* What the exercise asks:
Leave out the pictures; transcribe all else exactly.

* Extracted records:
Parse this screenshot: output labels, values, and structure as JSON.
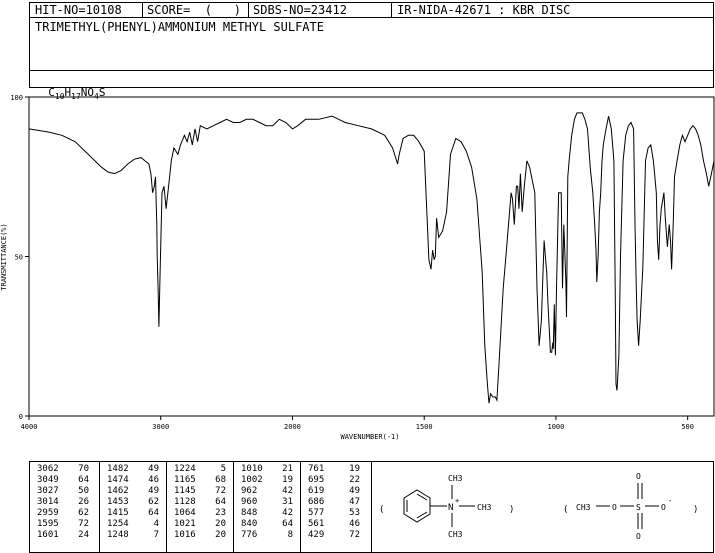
{
  "header": {
    "hit_no": "HIT-NO=10108",
    "score": "SCORE=  (   )",
    "sdbs_no": "SDBS-NO=23412",
    "ir_nida": "IR-NIDA-42671 : KBR DISC",
    "compound_name": "TRIMETHYL(PHENYL)AMMONIUM METHYL SULFATE",
    "formula_parts": [
      "C",
      "10",
      "H",
      "17",
      "NO",
      "4",
      "S"
    ]
  },
  "chart_data": {
    "type": "line",
    "xlabel": "WAVENUMBER(-1)",
    "ylabel": "TRANSMITTANCE(%)",
    "xlim": [
      4000,
      400
    ],
    "ylim": [
      0,
      100
    ],
    "xticks": [
      4000,
      3000,
      2000,
      1500,
      1000,
      500
    ],
    "yticks": [
      0,
      50,
      100
    ],
    "grid": false,
    "series": [
      {
        "x": [
          4000,
          3850,
          3750,
          3650,
          3550,
          3450,
          3400,
          3350,
          3300,
          3250,
          3200,
          3150,
          3120,
          3090,
          3075,
          3062,
          3049,
          3040,
          3030,
          3027,
          3020,
          3014,
          3005,
          2990,
          2975,
          2959,
          2940,
          2920,
          2900,
          2870,
          2850,
          2820,
          2800,
          2780,
          2760,
          2740,
          2720,
          2700,
          2650,
          2600,
          2550,
          2500,
          2450,
          2400,
          2350,
          2300,
          2250,
          2200,
          2150,
          2100,
          2050,
          2000,
          1980,
          1950,
          1900,
          1850,
          1800,
          1750,
          1700,
          1650,
          1620,
          1601,
          1595,
          1580,
          1560,
          1540,
          1520,
          1500,
          1482,
          1474,
          1468,
          1462,
          1458,
          1453,
          1445,
          1430,
          1415,
          1400,
          1380,
          1360,
          1340,
          1320,
          1300,
          1280,
          1270,
          1260,
          1254,
          1248,
          1240,
          1230,
          1224,
          1215,
          1200,
          1190,
          1180,
          1170,
          1165,
          1158,
          1150,
          1145,
          1140,
          1135,
          1128,
          1120,
          1110,
          1100,
          1090,
          1080,
          1072,
          1064,
          1055,
          1045,
          1035,
          1030,
          1021,
          1016,
          1012,
          1010,
          1006,
          1002,
          998,
          990,
          980,
          975,
          970,
          962,
          960,
          955,
          950,
          940,
          930,
          920,
          910,
          900,
          890,
          880,
          870,
          860,
          853,
          848,
          845,
          840,
          835,
          830,
          825,
          820,
          810,
          800,
          790,
          780,
          775,
          772,
          768,
          761,
          755,
          745,
          735,
          725,
          715,
          705,
          700,
          695,
          692,
          686,
          680,
          670,
          660,
          650,
          640,
          630,
          619,
          615,
          610,
          605,
          600,
          590,
          585,
          577,
          570,
          565,
          561,
          555,
          550,
          540,
          530,
          520,
          510,
          500,
          490,
          480,
          470,
          460,
          450,
          440,
          429,
          420,
          410,
          400
        ],
        "y": [
          90,
          89,
          88,
          86,
          82,
          78,
          76.5,
          76,
          77,
          79,
          80.5,
          81,
          80,
          79,
          76,
          70,
          72,
          75,
          60,
          50,
          40,
          28,
          45,
          70,
          72,
          65,
          72,
          80,
          84,
          82,
          85,
          88,
          86,
          89,
          85,
          90,
          86,
          91,
          90,
          91,
          92,
          93,
          92,
          92,
          93,
          93,
          92,
          91,
          91,
          93,
          92,
          90,
          91,
          93,
          93,
          94,
          92,
          91,
          90,
          88,
          84,
          79,
          82,
          87,
          88,
          88,
          86,
          83,
          49,
          46,
          52,
          49,
          50,
          62,
          56,
          58,
          64,
          82,
          87,
          86,
          83,
          78,
          68,
          45,
          22,
          10,
          4,
          7,
          6,
          6,
          5,
          18,
          40,
          50,
          60,
          70,
          68,
          60,
          72,
          72,
          65,
          76,
          64,
          72,
          80,
          78,
          74,
          70,
          40,
          22,
          30,
          55,
          45,
          35,
          20,
          20,
          23,
          21,
          35,
          19,
          40,
          70,
          70,
          40,
          60,
          42,
          31,
          75,
          80,
          88,
          93,
          95,
          95,
          95,
          93,
          90,
          78,
          70,
          60,
          52,
          42,
          50,
          64,
          70,
          80,
          85,
          90,
          94,
          90,
          80,
          40,
          10,
          8,
          19,
          50,
          80,
          88,
          91,
          92,
          90,
          60,
          40,
          30,
          22,
          30,
          47,
          80,
          84,
          85,
          80,
          70,
          55,
          49,
          60,
          65,
          70,
          62,
          53,
          60,
          55,
          46,
          60,
          75,
          80,
          85,
          88,
          86,
          88,
          90,
          91,
          90,
          88,
          85,
          80,
          76,
          72,
          76,
          80
        ]
      }
    ],
    "peaks_table": [
      [
        "3062",
        "70",
        "1482",
        "49",
        "1224",
        "5",
        "1010",
        "21",
        "761",
        "19"
      ],
      [
        "3049",
        "64",
        "1474",
        "46",
        "1165",
        "68",
        "1002",
        "19",
        "695",
        "22"
      ],
      [
        "3027",
        "50",
        "1462",
        "49",
        "1145",
        "72",
        "962",
        "42",
        "619",
        "49"
      ],
      [
        "3014",
        "26",
        "1453",
        "62",
        "1128",
        "64",
        "960",
        "31",
        "686",
        "47"
      ],
      [
        "2959",
        "62",
        "1415",
        "64",
        "1064",
        "23",
        "848",
        "42",
        "577",
        "53"
      ],
      [
        "1595",
        "72",
        "1254",
        "4",
        "1021",
        "20",
        "840",
        "64",
        "561",
        "46"
      ],
      [
        "1601",
        "24",
        "1248",
        "7",
        "1016",
        "20",
        "776",
        "8",
        "429",
        "72"
      ]
    ]
  },
  "structure": {
    "paren_open": "(",
    "paren_close": ")",
    "cation_methyls": [
      "CH3",
      "CH3",
      "CH3"
    ],
    "cation_charge": "+",
    "anion_ch3": "CH3",
    "anion_o": "O",
    "anion_s": "S",
    "anion_o_top": "O",
    "anion_o_bottom": "O",
    "anion_o_minus": "O",
    "anion_charge": "-"
  }
}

* Final result:
Parse this screenshot: output labels, values, and structure as JSON.
{
  "header": {
    "hit_no": "HIT-NO=10108",
    "score": "SCORE=  (   )",
    "sdbs_no": "SDBS-NO=23412",
    "ir_nida": "IR-NIDA-42671 : KBR DISC",
    "compound_name": "TRIMETHYL(PHENYL)AMMONIUM METHYL SULFATE",
    "formula_parts": [
      "C",
      "10",
      "H",
      "17",
      "NO",
      "4",
      "S"
    ]
  },
  "chart_data": {
    "type": "line",
    "xlabel": "WAVENUMBER(-1)",
    "ylabel": "TRANSMITTANCE(%)",
    "xlim": [
      4000,
      400
    ],
    "ylim": [
      0,
      100
    ],
    "xticks": [
      4000,
      3000,
      2000,
      1500,
      1000,
      500
    ],
    "yticks": [
      0,
      50,
      100
    ],
    "grid": false,
    "series": [
      {
        "x": [
          4000,
          3850,
          3750,
          3650,
          3550,
          3450,
          3400,
          3350,
          3300,
          3250,
          3200,
          3150,
          3120,
          3090,
          3075,
          3062,
          3049,
          3040,
          3030,
          3027,
          3020,
          3014,
          3005,
          2990,
          2975,
          2959,
          2940,
          2920,
          2900,
          2870,
          2850,
          2820,
          2800,
          2780,
          2760,
          2740,
          2720,
          2700,
          2650,
          2600,
          2550,
          2500,
          2450,
          2400,
          2350,
          2300,
          2250,
          2200,
          2150,
          2100,
          2050,
          2000,
          1980,
          1950,
          1900,
          1850,
          1800,
          1750,
          1700,
          1650,
          1620,
          1601,
          1595,
          1580,
          1560,
          1540,
          1520,
          1500,
          1482,
          1474,
          1468,
          1462,
          1458,
          1453,
          1445,
          1430,
          1415,
          1400,
          1380,
          1360,
          1340,
          1320,
          1300,
          1280,
          1270,
          1260,
          1254,
          1248,
          1240,
          1230,
          1224,
          1215,
          1200,
          1190,
          1180,
          1170,
          1165,
          1158,
          1150,
          1145,
          1140,
          1135,
          1128,
          1120,
          1110,
          1100,
          1090,
          1080,
          1072,
          1064,
          1055,
          1045,
          1035,
          1030,
          1021,
          1016,
          1012,
          1010,
          1006,
          1002,
          998,
          990,
          980,
          975,
          970,
          962,
          960,
          955,
          950,
          940,
          930,
          920,
          910,
          900,
          890,
          880,
          870,
          860,
          853,
          848,
          845,
          840,
          835,
          830,
          825,
          820,
          810,
          800,
          790,
          780,
          775,
          772,
          768,
          761,
          755,
          745,
          735,
          725,
          715,
          705,
          700,
          695,
          692,
          686,
          680,
          670,
          660,
          650,
          640,
          630,
          619,
          615,
          610,
          605,
          600,
          590,
          585,
          577,
          570,
          565,
          561,
          555,
          550,
          540,
          530,
          520,
          510,
          500,
          490,
          480,
          470,
          460,
          450,
          440,
          429,
          420,
          410,
          400
        ],
        "y": [
          90,
          89,
          88,
          86,
          82,
          78,
          76.5,
          76,
          77,
          79,
          80.5,
          81,
          80,
          79,
          76,
          70,
          72,
          75,
          60,
          50,
          40,
          28,
          45,
          70,
          72,
          65,
          72,
          80,
          84,
          82,
          85,
          88,
          86,
          89,
          85,
          90,
          86,
          91,
          90,
          91,
          92,
          93,
          92,
          92,
          93,
          93,
          92,
          91,
          91,
          93,
          92,
          90,
          91,
          93,
          93,
          94,
          92,
          91,
          90,
          88,
          84,
          79,
          82,
          87,
          88,
          88,
          86,
          83,
          49,
          46,
          52,
          49,
          50,
          62,
          56,
          58,
          64,
          82,
          87,
          86,
          83,
          78,
          68,
          45,
          22,
          10,
          4,
          7,
          6,
          6,
          5,
          18,
          40,
          50,
          60,
          70,
          68,
          60,
          72,
          72,
          65,
          76,
          64,
          72,
          80,
          78,
          74,
          70,
          40,
          22,
          30,
          55,
          45,
          35,
          20,
          20,
          23,
          21,
          35,
          19,
          40,
          70,
          70,
          40,
          60,
          42,
          31,
          75,
          80,
          88,
          93,
          95,
          95,
          95,
          93,
          90,
          78,
          70,
          60,
          52,
          42,
          50,
          64,
          70,
          80,
          85,
          90,
          94,
          90,
          80,
          40,
          10,
          8,
          19,
          50,
          80,
          88,
          91,
          92,
          90,
          60,
          40,
          30,
          22,
          30,
          47,
          80,
          84,
          85,
          80,
          70,
          55,
          49,
          60,
          65,
          70,
          62,
          53,
          60,
          55,
          46,
          60,
          75,
          80,
          85,
          88,
          86,
          88,
          90,
          91,
          90,
          88,
          85,
          80,
          76,
          72,
          76,
          80
        ]
      }
    ],
    "peaks_table": [
      [
        "3062",
        "70",
        "1482",
        "49",
        "1224",
        "5",
        "1010",
        "21",
        "761",
        "19"
      ],
      [
        "3049",
        "64",
        "1474",
        "46",
        "1165",
        "68",
        "1002",
        "19",
        "695",
        "22"
      ],
      [
        "3027",
        "50",
        "1462",
        "49",
        "1145",
        "72",
        "962",
        "42",
        "619",
        "49"
      ],
      [
        "3014",
        "26",
        "1453",
        "62",
        "1128",
        "64",
        "960",
        "31",
        "686",
        "47"
      ],
      [
        "2959",
        "62",
        "1415",
        "64",
        "1064",
        "23",
        "848",
        "42",
        "577",
        "53"
      ],
      [
        "1595",
        "72",
        "1254",
        "4",
        "1021",
        "20",
        "840",
        "64",
        "561",
        "46"
      ],
      [
        "1601",
        "24",
        "1248",
        "7",
        "1016",
        "20",
        "776",
        "8",
        "429",
        "72"
      ]
    ]
  },
  "structure": {
    "paren_open": "(",
    "paren_close": ")",
    "cation_methyls": [
      "CH3",
      "CH3",
      "CH3"
    ],
    "cation_charge": "+",
    "anion_ch3": "CH3",
    "anion_o": "O",
    "anion_s": "S",
    "anion_o_top": "O",
    "anion_o_bottom": "O",
    "anion_o_minus": "O",
    "anion_charge": "-"
  }
}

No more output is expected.